━━━━━ Opgeslagen gegevens

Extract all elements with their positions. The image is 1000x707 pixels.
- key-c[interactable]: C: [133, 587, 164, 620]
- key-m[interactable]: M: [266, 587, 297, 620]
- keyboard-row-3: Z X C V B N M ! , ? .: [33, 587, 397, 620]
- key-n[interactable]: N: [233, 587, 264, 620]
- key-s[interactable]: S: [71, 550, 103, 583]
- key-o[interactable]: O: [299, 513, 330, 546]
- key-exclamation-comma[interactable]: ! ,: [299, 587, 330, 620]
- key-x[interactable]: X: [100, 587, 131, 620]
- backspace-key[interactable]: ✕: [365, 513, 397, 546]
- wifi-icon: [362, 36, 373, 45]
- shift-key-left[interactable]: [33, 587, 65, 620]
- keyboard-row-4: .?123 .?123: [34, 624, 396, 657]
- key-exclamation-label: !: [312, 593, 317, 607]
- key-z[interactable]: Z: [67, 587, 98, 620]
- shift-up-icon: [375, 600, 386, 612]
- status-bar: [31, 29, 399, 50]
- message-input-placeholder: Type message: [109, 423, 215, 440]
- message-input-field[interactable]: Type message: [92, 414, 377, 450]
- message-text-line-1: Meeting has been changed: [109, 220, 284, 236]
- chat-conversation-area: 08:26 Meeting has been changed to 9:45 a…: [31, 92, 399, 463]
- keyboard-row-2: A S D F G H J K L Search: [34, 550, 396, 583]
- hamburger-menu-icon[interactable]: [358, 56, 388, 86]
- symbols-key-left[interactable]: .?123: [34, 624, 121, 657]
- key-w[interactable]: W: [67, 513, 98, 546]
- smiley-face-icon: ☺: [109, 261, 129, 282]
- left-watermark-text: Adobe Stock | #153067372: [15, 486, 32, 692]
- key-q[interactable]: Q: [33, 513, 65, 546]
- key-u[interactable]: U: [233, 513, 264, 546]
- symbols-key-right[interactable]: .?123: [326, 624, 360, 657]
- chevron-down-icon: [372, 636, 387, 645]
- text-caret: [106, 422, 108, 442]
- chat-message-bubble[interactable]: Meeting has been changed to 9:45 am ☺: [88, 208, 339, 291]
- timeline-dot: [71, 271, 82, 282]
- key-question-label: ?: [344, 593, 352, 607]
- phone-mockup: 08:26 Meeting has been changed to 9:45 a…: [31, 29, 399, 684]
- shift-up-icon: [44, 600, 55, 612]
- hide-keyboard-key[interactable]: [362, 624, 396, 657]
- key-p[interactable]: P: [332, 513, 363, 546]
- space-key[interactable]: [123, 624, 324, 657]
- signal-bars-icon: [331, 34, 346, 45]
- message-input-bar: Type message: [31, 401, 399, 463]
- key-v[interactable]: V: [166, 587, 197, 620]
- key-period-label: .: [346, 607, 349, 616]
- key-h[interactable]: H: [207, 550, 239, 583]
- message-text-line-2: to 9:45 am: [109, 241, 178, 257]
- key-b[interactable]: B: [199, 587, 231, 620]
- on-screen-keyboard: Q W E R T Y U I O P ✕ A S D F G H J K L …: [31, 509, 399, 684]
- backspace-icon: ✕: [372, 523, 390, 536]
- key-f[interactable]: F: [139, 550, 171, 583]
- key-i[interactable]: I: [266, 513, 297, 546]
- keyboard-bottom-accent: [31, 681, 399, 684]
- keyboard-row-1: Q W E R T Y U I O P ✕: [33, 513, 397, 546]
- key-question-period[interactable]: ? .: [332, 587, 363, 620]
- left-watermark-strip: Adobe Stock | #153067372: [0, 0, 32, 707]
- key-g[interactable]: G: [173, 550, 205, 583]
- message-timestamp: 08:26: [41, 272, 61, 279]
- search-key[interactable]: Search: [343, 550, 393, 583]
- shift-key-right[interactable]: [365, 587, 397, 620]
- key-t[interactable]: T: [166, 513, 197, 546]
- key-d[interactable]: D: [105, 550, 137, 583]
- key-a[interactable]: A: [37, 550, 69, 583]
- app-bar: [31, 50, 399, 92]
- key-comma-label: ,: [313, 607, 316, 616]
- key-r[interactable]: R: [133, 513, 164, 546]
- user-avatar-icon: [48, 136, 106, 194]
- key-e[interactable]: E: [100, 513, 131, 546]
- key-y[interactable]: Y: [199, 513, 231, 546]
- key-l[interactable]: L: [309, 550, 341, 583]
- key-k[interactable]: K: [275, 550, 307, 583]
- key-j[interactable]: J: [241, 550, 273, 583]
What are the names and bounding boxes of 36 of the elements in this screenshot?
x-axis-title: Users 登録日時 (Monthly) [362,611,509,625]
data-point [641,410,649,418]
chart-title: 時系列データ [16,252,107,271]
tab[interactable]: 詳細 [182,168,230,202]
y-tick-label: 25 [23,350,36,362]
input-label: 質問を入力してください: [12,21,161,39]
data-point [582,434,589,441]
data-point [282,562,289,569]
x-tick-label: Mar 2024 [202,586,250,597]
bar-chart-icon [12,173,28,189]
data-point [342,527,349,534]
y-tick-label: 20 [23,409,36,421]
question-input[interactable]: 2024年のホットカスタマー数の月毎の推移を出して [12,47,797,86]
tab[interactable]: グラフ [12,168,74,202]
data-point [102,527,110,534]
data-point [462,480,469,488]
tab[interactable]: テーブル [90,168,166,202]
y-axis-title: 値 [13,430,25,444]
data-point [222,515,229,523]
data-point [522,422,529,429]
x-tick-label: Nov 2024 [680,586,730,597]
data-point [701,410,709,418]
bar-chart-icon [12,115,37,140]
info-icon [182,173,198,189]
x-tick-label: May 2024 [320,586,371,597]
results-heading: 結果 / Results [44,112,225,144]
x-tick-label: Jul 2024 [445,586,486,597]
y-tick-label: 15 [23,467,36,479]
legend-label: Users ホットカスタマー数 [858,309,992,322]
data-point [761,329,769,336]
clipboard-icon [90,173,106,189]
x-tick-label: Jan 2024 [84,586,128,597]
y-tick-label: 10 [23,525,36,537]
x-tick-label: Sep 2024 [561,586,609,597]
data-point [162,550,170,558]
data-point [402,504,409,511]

━━━━━━━━━━

- _Wat gevraagd wordt_
Geef alle gegevens hierboven weer als een JSON-lijst van strings, met één string per regel en zonder lege regels.

- _Resultaat van oefening_
[
  "Extract all elements with their positions. The image is 1000x707 pixels.",
  "- key-c[interactable]: C: [133, 587, 164, 620]",
  "- key-m[interactable]: M: [266, 587, 297, 620]",
  "- keyboard-row-3: Z X C V B N M ! , ? .: [33, 587, 397, 620]",
  "- key-n[interactable]: N: [233, 587, 264, 620]",
  "- key-s[interactable]: S: [71, 550, 103, 583]",
  "- key-o[interactable]: O: [299, 513, 330, 546]",
  "- key-exclamation-comma[interactable]: ! ,: [299, 587, 330, 620]",
  "- key-x[interactable]: X: [100, 587, 131, 620]",
  "- backspace-key[interactable]: ✕: [365, 513, 397, 546]",
  "- wifi-icon: [362, 36, 373, 45]",
  "- shift-key-left[interactable]: [33, 587, 65, 620]",
  "- keyboard-row-4: .?123 .?123: [34, 624, 396, 657]",
  "- key-exclamation-label: !: [312, 593, 317, 607]",
  "- key-z[interactable]: Z: [67, 587, 98, 620]",
  "- shift-up-icon: [375, 600, 386, 612]",
  "- status-bar: [31, 29, 399, 50]",
  "- message-input-placeholder: Type message: [109, 423, 215, 440]",
  "- message-input-field[interactable]: Type message: [92, 414, 377, 450]",
  "- message-text-line-1: Meeting has been changed: [109, 220, 284, 236]",
  "- chat-conversation-area: 08:26 Meeting has been changed to 9:45 a…: [31, 92, 399, 463]",
  "- keyboard-row-2: A S D F G H J K L Search: [34, 550, 396, 583]",
  "- hamburger-menu-icon[interactable]: [358, 56, 388, 86]",
  "- symbols-key-left[interactable]: .?123: [34, 624, 121, 657]",
  "- key-w[interactable]: W: [67, 513, 98, 546]",
  "- smiley-face-icon: ☺: [109, 261, 129, 282]",
  "- left-watermark-text: Adobe Stock | #153067372: [15, 486, 32, 692]",
  "- key-q[interactable]: Q: [33, 513, 65, 546]",
  "- key-u[interactable]: U: [233, 513, 264, 546]",
  "- symbols-key-right[interactable]: .?123: [326, 624, 360, 657]",
  "- chevron-down-icon: [372, 636, 387, 645]",
  "- text-caret: [106, 422, 108, 442]",
  "- chat-message-bubble[interactable]: Meeting has been changed to 9:45 am ☺: [88, 208, 339, 291]",
  "- timeline-dot: [71, 271, 82, 282]",
  "- key-question-label: ?: [344, 593, 352, 607]",
  "- phone-mockup: 08:26 Meeting has been changed to 9:45 a…: [31, 29, 399, 684]",
  "- shift-up-icon: [44, 600, 55, 612]",
  "- hide-keyboard-key[interactable]: [362, 624, 396, 657]",
  "- key-p[interactable]: P: [332, 513, 363, 546]",
  "- space-key[interactable]: [123, 624, 324, 657]",
  "- signal-bars-icon: [331, 34, 346, 45]",
  "- message-input-bar: Type message: [31, 401, 399, 463]",
  "- key-v[interactable]: V: [166, 587, 197, 620]",
  "- key-period-label: .: [346, 607, 349, 616]",
  "- key-h[interactable]: H: [207, 550, 239, 583]",
  "- message-text-line-2: to 9:45 am: [109, 241, 178, 257]",
  "- key-b[interactable]: B: [199, 587, 231, 620]",
  "- on-screen-keyboard: Q W E R T Y U I O P ✕ A S D F G H J K L …: [31, 509, 399, 684]",
  "- backspace-icon: ✕: [372, 523, 390, 536]",
  "- key-f[interactable]: F: [139, 550, 171, 583]",
  "- key-i[interactable]: I: [266, 513, 297, 546]",
  "- keyboard-bottom-accent: [31, 681, 399, 684]",
  "- keyboard-row-1: Q W E R T Y U I O P ✕: [33, 513, 397, 546]",
  "- key-question-period[interactable]: ? .: [332, 587, 363, 620]",
  "- left-watermark-strip: Adobe Stock | #153067372: [0, 0, 32, 707]",
  "- key-g[interactable]: G: [173, 550, 205, 583]",
  "- message-timestamp: 08:26: [41, 272, 61, 279]",
  "- search-key[interactable]: Search: [343, 550, 393, 583]",
  "- shift-key-right[interactable]: [365, 587, 397, 620]",
  "- key-t[interactable]: T: [166, 513, 197, 546]",
  "- key-d[interactable]: D: [105, 550, 137, 583]",
  "- key-a[interactable]: A: [37, 550, 69, 583]",
  "- app-bar: [31, 50, 399, 92]",
  "- key-comma-label: ,: [313, 607, 316, 616]",
  "- key-r[interactable]: R: [133, 513, 164, 546]",
  "- user-avatar-icon: [48, 136, 106, 194]",
  "- key-e[interactable]: E: [100, 513, 131, 546]",
  "- key-y[interactable]: Y: [199, 513, 231, 546]",
  "- key-l[interactable]: L: [309, 550, 341, 583]",
  "- key-k[interactable]: K: [275, 550, 307, 583]",
  "- key-j[interactable]: J: [241, 550, 273, 583]",
  "What are the names and bounding boxes of 36 of the elements in this screenshot?",
  "x-axis-title: Users 登録日時 (Monthly) [362,611,509,625]",
  "data-point [641,410,649,418]",
  "chart-title: 時系列データ [16,252,107,271]",
  "tab[interactable]: 詳細 [182,168,230,202]",
  "y-tick-label: 25 [23,350,36,362]",
  "input-label: 質問を入力してください: [12,21,161,39]",
  "data-point [582,434,589,441]",
  "data-point [282,562,289,569]",
  "x-tick-label: Mar 2024 [202,586,250,597]",
  "bar-chart-icon [12,173,28,189]",
  "data-point [342,527,349,534]",
  "y-tick-label: 20 [23,409,36,421]",
  "question-input[interactable]: 2024年のホットカスタマー数の月毎の推移を出して [12,47,797,86]",
  "tab[interactable]: グラフ [12,168,74,202]",
  "data-point [102,527,110,534]",
  "data-point [462,480,469,488]",
  "tab[interactable]: テーブル [90,168,166,202]",
  "y-axis-title: 値 [13,430,25,444]",
  "data-point [222,515,229,523]",
  "data-point [522,422,529,429]",
  "x-tick-label: Nov 2024 [680,586,730,597]",
  "data-point [701,410,709,418]",
  "bar-chart-icon [12,115,37,140]",
  "info-icon [182,173,198,189]",
  "x-tick-label: May 2024 [320,586,371,597]",
  "results-heading: 結果 / Results [44,112,225,144]",
  "x-tick-label: Jul 2024 [445,586,486,597]",
  "y-tick-label: 15 [23,467,36,479]",
  "legend-label: Users ホットカスタマー数 [858,309,992,322]",
  "data-point [761,329,769,336]",
  "clipboard-icon [90,173,106,189]",
  "x-tick-label: Jan 2024 [84,586,128,597]",
  "y-tick-label: 10 [23,525,36,537]",
  "x-tick-label: Sep 2024 [561,586,609,597]",
  "data-point [162,550,170,558]",
  "data-point [402,504,409,511]"
]